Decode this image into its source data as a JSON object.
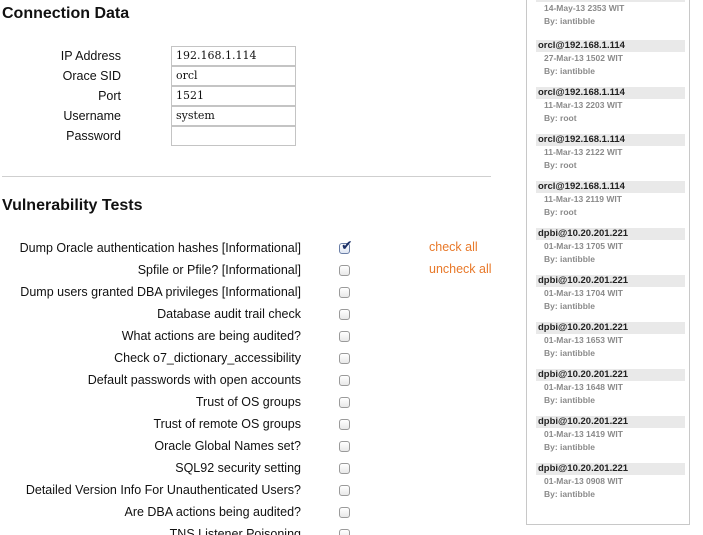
{
  "connection": {
    "title": "Connection Data",
    "fields": [
      {
        "label": "IP Address",
        "value": "192.168.1.114"
      },
      {
        "label": "Orace SID",
        "value": "orcl"
      },
      {
        "label": "Port",
        "value": "1521"
      },
      {
        "label": "Username",
        "value": "system"
      },
      {
        "label": "Password",
        "value": ""
      }
    ]
  },
  "tests": {
    "title": "Vulnerability Tests",
    "check_all_label": "check all",
    "uncheck_all_label": "uncheck all",
    "items": [
      {
        "label": "Dump Oracle authentication hashes [Informational]",
        "checked": true
      },
      {
        "label": "Spfile or Pfile? [Informational]",
        "checked": false
      },
      {
        "label": "Dump users granted DBA privileges [Informational]",
        "checked": false
      },
      {
        "label": "Database audit trail check",
        "checked": false
      },
      {
        "label": "What actions are being audited?",
        "checked": false
      },
      {
        "label": "Check o7_dictionary_accessibility",
        "checked": false
      },
      {
        "label": "Default passwords with open accounts",
        "checked": false
      },
      {
        "label": "Trust of OS groups",
        "checked": false
      },
      {
        "label": "Trust of remote OS groups",
        "checked": false
      },
      {
        "label": "Oracle Global Names set?",
        "checked": false
      },
      {
        "label": "SQL92 security setting",
        "checked": false
      },
      {
        "label": "Detailed Version Info For Unauthenticated Users?",
        "checked": false
      },
      {
        "label": "Are DBA actions being audited?",
        "checked": false
      },
      {
        "label": "TNS Listener Poisoning",
        "checked": false
      }
    ]
  },
  "history": {
    "entries": [
      {
        "target": "",
        "date": "14-May-13 2353 WIT",
        "by": "By: iantibble"
      },
      {
        "target": "orcl@192.168.1.114",
        "date": "27-Mar-13 1502 WIT",
        "by": "By: iantibble"
      },
      {
        "target": "orcl@192.168.1.114",
        "date": "11-Mar-13 2203 WIT",
        "by": "By: root"
      },
      {
        "target": "orcl@192.168.1.114",
        "date": "11-Mar-13 2122 WIT",
        "by": "By: root"
      },
      {
        "target": "orcl@192.168.1.114",
        "date": "11-Mar-13 2119 WIT",
        "by": "By: root"
      },
      {
        "target": "dpbi@10.20.201.221",
        "date": "01-Mar-13 1705 WIT",
        "by": "By: iantibble"
      },
      {
        "target": "dpbi@10.20.201.221",
        "date": "01-Mar-13 1704 WIT",
        "by": "By: iantibble"
      },
      {
        "target": "dpbi@10.20.201.221",
        "date": "01-Mar-13 1653 WIT",
        "by": "By: iantibble"
      },
      {
        "target": "dpbi@10.20.201.221",
        "date": "01-Mar-13 1648 WIT",
        "by": "By: iantibble"
      },
      {
        "target": "dpbi@10.20.201.221",
        "date": "01-Mar-13 1419 WIT",
        "by": "By: iantibble"
      },
      {
        "target": "dpbi@10.20.201.221",
        "date": "01-Mar-13 0908 WIT",
        "by": "By: iantibble"
      }
    ]
  }
}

============================================================

Transcribe the material exactly, and leave out whatever pictures it holds.

Decode this image into its source data as a JSON object.
{
  "connection": {
    "title": "Connection Data",
    "fields": [
      {
        "label": "IP Address",
        "value": "192.168.1.114"
      },
      {
        "label": "Orace SID",
        "value": "orcl"
      },
      {
        "label": "Port",
        "value": "1521"
      },
      {
        "label": "Username",
        "value": "system"
      },
      {
        "label": "Password",
        "value": ""
      }
    ]
  },
  "tests": {
    "title": "Vulnerability Tests",
    "check_all_label": "check all",
    "uncheck_all_label": "uncheck all",
    "items": [
      {
        "label": "Dump Oracle authentication hashes [Informational]",
        "checked": true
      },
      {
        "label": "Spfile or Pfile? [Informational]",
        "checked": false
      },
      {
        "label": "Dump users granted DBA privileges [Informational]",
        "checked": false
      },
      {
        "label": "Database audit trail check",
        "checked": false
      },
      {
        "label": "What actions are being audited?",
        "checked": false
      },
      {
        "label": "Check o7_dictionary_accessibility",
        "checked": false
      },
      {
        "label": "Default passwords with open accounts",
        "checked": false
      },
      {
        "label": "Trust of OS groups",
        "checked": false
      },
      {
        "label": "Trust of remote OS groups",
        "checked": false
      },
      {
        "label": "Oracle Global Names set?",
        "checked": false
      },
      {
        "label": "SQL92 security setting",
        "checked": false
      },
      {
        "label": "Detailed Version Info For Unauthenticated Users?",
        "checked": false
      },
      {
        "label": "Are DBA actions being audited?",
        "checked": false
      },
      {
        "label": "TNS Listener Poisoning",
        "checked": false
      }
    ]
  },
  "history": {
    "entries": [
      {
        "target": "",
        "date": "14-May-13 2353 WIT",
        "by": "By: iantibble"
      },
      {
        "target": "orcl@192.168.1.114",
        "date": "27-Mar-13 1502 WIT",
        "by": "By: iantibble"
      },
      {
        "target": "orcl@192.168.1.114",
        "date": "11-Mar-13 2203 WIT",
        "by": "By: root"
      },
      {
        "target": "orcl@192.168.1.114",
        "date": "11-Mar-13 2122 WIT",
        "by": "By: root"
      },
      {
        "target": "orcl@192.168.1.114",
        "date": "11-Mar-13 2119 WIT",
        "by": "By: root"
      },
      {
        "target": "dpbi@10.20.201.221",
        "date": "01-Mar-13 1705 WIT",
        "by": "By: iantibble"
      },
      {
        "target": "dpbi@10.20.201.221",
        "date": "01-Mar-13 1704 WIT",
        "by": "By: iantibble"
      },
      {
        "target": "dpbi@10.20.201.221",
        "date": "01-Mar-13 1653 WIT",
        "by": "By: iantibble"
      },
      {
        "target": "dpbi@10.20.201.221",
        "date": "01-Mar-13 1648 WIT",
        "by": "By: iantibble"
      },
      {
        "target": "dpbi@10.20.201.221",
        "date": "01-Mar-13 1419 WIT",
        "by": "By: iantibble"
      },
      {
        "target": "dpbi@10.20.201.221",
        "date": "01-Mar-13 0908 WIT",
        "by": "By: iantibble"
      }
    ]
  }
}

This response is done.